* **TASK TO CARRY OUT**:
Write out exactly the lines running from the one that contains "Type out the text in this image." through the end of the material.

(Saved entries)

--- --- ---

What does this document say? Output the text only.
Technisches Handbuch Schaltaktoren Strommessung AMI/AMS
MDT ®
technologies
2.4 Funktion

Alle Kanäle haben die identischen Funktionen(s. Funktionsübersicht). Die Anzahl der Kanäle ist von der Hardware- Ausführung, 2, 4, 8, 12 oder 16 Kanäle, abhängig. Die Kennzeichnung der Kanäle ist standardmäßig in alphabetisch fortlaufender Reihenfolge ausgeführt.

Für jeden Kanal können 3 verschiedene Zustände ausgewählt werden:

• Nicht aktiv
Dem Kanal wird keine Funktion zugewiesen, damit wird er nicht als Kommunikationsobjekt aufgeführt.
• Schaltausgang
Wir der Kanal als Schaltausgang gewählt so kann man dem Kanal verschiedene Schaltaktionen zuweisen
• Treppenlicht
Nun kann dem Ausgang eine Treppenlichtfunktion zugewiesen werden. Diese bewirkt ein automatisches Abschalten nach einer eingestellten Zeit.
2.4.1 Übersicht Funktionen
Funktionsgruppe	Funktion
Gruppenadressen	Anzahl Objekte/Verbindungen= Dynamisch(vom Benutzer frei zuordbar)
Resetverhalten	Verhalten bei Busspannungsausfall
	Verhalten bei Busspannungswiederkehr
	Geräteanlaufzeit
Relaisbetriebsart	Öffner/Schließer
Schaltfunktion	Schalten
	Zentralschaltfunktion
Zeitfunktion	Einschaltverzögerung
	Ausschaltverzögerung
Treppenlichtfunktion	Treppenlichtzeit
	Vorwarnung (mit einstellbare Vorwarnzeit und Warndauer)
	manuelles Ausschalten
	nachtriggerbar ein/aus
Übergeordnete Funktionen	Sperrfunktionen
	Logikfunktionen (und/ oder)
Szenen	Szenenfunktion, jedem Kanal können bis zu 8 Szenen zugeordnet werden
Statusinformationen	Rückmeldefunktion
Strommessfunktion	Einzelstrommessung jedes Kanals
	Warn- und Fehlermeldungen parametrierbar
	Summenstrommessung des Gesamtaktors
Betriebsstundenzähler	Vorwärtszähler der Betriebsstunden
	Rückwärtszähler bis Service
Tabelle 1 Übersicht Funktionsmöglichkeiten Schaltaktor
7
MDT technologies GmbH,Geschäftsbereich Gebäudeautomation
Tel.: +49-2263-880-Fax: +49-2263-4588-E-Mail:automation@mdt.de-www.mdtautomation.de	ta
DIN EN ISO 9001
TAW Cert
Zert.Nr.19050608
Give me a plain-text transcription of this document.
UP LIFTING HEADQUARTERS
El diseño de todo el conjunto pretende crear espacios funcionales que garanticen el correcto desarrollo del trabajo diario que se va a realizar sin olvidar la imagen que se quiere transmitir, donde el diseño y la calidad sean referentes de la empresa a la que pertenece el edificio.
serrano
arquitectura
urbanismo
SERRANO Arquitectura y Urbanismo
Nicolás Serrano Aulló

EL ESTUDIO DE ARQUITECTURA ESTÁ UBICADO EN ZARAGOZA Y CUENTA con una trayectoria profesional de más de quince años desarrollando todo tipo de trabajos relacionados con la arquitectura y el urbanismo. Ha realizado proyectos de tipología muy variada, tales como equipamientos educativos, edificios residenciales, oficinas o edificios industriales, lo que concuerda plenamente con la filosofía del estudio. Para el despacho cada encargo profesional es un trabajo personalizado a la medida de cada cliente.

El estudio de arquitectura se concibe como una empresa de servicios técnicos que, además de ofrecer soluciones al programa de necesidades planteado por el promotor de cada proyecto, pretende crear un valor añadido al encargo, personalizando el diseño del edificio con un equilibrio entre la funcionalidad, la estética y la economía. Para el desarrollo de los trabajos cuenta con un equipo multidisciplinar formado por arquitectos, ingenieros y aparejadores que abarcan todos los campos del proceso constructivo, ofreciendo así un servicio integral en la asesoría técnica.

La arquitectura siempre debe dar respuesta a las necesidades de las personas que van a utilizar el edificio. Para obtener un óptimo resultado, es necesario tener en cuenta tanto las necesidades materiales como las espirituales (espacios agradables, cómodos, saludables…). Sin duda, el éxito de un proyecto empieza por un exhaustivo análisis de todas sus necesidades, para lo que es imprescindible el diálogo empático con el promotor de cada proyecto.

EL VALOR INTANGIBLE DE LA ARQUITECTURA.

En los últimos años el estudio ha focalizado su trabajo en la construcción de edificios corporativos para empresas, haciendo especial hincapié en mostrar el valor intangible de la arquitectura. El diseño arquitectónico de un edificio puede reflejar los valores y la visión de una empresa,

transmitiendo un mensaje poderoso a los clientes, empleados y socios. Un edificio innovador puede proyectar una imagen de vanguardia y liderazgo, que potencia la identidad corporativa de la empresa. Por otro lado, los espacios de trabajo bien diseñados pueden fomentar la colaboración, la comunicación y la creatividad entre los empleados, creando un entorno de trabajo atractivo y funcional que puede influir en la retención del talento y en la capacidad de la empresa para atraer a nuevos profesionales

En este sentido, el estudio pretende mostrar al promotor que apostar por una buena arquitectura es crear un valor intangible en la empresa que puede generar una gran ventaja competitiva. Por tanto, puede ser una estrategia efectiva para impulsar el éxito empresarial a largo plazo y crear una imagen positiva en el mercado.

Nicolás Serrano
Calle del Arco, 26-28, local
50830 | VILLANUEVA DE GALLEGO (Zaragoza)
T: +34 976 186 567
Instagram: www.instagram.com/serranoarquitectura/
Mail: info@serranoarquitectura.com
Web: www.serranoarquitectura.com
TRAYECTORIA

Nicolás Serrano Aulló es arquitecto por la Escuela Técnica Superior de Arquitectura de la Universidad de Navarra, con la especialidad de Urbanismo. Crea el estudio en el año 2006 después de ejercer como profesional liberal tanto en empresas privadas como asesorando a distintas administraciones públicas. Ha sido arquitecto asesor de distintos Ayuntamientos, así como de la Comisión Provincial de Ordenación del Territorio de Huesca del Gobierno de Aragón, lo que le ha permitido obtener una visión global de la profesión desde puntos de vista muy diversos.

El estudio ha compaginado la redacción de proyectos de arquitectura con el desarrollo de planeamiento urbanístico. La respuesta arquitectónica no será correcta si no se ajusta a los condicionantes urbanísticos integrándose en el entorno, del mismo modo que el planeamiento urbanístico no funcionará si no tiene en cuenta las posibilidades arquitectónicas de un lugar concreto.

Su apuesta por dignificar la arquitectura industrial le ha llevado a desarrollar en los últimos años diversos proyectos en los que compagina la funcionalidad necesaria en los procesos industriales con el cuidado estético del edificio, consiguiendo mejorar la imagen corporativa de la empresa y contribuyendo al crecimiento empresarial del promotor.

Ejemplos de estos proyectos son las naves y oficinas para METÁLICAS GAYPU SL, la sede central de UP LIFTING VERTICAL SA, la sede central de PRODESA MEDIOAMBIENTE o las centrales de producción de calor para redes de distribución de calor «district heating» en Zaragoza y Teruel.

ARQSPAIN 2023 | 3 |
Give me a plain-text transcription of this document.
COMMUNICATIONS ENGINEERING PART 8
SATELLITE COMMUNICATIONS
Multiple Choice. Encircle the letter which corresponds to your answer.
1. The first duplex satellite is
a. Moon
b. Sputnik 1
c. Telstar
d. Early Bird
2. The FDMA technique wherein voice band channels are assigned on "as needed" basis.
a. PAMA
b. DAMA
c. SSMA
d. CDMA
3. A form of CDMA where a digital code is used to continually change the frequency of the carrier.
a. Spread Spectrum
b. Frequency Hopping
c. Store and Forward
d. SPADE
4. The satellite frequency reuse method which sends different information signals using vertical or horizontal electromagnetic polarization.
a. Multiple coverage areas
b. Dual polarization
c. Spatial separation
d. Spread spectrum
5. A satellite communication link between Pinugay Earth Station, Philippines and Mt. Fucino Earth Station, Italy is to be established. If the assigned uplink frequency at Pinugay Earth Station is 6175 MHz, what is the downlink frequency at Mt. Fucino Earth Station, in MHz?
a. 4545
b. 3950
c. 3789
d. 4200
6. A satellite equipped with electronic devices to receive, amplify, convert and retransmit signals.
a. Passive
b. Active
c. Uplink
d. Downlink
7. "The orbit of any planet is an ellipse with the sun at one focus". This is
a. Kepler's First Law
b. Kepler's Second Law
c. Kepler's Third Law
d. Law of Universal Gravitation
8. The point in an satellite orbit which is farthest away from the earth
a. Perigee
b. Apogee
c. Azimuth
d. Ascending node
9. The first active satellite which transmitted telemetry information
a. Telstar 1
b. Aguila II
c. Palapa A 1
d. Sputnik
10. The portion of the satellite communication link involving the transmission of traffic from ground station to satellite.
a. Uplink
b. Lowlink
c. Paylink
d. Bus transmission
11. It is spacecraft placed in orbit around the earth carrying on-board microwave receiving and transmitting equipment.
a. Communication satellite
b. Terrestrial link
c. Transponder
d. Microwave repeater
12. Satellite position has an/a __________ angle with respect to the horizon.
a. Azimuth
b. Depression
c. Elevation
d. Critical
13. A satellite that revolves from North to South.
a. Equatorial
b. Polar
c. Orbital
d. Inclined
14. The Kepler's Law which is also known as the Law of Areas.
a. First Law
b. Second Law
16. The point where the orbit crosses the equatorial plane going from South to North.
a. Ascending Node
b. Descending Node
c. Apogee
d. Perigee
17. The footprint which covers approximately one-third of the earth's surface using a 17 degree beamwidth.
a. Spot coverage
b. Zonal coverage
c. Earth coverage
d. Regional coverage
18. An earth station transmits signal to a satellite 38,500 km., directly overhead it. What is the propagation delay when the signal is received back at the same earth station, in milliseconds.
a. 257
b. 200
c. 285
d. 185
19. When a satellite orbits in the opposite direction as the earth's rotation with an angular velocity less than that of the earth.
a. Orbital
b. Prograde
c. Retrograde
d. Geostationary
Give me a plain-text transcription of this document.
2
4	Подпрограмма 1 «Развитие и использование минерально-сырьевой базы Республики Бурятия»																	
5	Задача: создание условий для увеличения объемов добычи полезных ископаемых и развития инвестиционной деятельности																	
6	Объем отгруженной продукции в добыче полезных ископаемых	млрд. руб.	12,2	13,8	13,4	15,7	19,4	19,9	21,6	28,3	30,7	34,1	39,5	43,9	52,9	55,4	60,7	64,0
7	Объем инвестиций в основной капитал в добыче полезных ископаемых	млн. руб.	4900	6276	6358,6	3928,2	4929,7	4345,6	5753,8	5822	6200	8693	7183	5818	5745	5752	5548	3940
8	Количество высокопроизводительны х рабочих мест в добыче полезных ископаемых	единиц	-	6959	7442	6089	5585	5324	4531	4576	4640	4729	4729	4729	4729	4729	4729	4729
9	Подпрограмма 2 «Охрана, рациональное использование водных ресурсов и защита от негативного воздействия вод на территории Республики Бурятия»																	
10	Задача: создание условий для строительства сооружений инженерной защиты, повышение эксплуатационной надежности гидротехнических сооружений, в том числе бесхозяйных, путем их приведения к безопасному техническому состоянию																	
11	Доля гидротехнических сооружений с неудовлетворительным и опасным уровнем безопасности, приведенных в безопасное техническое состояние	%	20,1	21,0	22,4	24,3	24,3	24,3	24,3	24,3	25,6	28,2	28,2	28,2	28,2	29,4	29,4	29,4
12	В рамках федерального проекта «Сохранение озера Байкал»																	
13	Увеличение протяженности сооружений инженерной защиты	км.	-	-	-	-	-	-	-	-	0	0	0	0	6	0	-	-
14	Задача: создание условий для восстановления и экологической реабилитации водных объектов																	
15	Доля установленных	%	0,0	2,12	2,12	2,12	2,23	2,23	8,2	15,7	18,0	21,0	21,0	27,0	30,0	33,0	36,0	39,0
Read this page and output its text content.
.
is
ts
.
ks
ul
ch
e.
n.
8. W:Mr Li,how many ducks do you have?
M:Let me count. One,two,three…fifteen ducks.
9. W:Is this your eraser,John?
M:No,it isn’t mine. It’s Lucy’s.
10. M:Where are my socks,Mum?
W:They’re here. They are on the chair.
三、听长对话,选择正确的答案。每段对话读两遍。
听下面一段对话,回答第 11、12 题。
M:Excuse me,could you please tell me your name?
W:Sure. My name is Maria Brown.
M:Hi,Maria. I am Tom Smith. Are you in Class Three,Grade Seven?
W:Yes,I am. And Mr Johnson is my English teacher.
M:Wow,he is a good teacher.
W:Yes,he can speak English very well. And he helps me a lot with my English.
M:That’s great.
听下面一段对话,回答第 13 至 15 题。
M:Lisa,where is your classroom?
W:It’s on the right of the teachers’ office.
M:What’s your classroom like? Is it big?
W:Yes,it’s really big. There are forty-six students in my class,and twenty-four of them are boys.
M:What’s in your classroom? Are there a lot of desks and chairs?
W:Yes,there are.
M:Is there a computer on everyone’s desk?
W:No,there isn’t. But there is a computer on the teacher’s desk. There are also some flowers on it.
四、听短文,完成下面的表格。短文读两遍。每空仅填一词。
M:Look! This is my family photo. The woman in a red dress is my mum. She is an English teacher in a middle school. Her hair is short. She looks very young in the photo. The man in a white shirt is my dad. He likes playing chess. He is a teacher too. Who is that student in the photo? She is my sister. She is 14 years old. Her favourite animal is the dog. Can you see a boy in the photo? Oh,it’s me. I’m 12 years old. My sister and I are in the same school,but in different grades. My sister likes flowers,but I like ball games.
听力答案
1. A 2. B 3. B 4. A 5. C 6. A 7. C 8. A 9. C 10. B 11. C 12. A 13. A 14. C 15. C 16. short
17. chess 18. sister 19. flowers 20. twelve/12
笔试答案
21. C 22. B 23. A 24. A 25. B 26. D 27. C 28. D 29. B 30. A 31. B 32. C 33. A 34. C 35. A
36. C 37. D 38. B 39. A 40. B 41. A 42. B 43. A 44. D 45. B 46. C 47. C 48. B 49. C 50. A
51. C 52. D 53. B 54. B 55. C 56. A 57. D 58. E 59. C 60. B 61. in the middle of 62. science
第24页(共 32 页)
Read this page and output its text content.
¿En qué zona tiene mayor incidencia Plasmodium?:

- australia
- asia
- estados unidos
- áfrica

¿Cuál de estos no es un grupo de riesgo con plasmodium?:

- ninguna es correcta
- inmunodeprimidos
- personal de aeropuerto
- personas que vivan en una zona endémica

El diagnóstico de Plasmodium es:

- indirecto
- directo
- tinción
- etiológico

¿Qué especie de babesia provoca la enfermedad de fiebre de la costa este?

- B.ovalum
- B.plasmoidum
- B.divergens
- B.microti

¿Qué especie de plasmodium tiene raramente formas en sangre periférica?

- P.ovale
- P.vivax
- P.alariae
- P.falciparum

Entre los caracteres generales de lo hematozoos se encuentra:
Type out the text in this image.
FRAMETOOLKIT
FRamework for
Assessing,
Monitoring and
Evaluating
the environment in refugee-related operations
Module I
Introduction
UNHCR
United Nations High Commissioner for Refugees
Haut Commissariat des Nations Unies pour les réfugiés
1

--- --- ---

* **REPLY TO THE TASK**:
Type out the text in this image.
FRAMETOOLKIT
FRamework for
Assessing,
Monitoring and
Evaluating
the environment in refugee-related operations
Module I
Introduction
UNHCR
United Nations High Commissioner for Refugees
Haut Commissariat des Nations Unies pour les réfugiés
1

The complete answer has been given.